WHAT NEEDS TO BE DONE: Look through the material below for "this". Copy every line that contains it.

━━━━━ GIVEN DATA

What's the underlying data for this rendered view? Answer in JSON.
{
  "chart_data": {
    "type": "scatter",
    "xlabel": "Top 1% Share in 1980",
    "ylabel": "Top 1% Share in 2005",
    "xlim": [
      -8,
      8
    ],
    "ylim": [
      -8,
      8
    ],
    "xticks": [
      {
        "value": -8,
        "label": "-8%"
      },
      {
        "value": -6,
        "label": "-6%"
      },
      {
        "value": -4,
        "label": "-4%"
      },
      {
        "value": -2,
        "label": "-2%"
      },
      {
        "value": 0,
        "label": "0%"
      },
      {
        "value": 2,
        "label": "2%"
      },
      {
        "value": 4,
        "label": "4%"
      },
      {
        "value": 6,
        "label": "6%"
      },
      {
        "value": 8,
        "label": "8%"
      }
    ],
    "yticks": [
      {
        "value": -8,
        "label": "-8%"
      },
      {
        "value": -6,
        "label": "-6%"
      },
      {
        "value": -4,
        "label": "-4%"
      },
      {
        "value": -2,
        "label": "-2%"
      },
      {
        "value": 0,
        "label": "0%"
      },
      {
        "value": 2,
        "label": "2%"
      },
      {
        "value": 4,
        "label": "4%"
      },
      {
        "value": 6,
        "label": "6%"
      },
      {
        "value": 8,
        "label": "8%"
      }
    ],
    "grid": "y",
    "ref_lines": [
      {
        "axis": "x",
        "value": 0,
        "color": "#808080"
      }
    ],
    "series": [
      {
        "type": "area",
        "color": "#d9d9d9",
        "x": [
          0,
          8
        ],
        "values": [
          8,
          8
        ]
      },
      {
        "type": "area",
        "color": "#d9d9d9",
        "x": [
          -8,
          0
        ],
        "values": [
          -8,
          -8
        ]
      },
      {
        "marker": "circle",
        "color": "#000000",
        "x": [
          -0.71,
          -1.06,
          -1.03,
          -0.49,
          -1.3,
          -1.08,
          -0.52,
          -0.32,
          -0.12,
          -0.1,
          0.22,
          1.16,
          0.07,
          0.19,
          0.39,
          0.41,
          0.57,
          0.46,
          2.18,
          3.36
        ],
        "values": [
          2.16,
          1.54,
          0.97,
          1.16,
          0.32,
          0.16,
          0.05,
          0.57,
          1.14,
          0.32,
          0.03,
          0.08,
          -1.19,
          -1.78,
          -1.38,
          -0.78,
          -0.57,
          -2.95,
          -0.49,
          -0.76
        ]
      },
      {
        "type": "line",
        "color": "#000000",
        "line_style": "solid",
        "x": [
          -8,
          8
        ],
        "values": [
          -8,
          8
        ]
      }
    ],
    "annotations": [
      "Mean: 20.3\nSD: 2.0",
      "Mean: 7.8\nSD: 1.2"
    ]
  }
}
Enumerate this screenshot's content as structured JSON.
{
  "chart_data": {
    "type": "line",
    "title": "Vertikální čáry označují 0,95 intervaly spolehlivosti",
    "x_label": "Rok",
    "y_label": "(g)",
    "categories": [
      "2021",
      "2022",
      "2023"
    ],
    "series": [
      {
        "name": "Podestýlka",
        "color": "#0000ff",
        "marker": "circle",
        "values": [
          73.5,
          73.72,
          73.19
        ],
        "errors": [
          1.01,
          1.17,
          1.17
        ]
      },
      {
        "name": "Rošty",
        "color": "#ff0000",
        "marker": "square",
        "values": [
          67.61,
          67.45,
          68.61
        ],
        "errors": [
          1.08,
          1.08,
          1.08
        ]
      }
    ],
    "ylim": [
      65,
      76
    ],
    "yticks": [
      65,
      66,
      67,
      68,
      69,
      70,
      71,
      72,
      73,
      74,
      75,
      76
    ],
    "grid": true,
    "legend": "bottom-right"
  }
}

━━━━━━━━━━

RESPONSE TO THE EXERCISE:
What's the underlying data for this rendered view? Answer in JSON.
Enumerate this screenshot's content as structured JSON.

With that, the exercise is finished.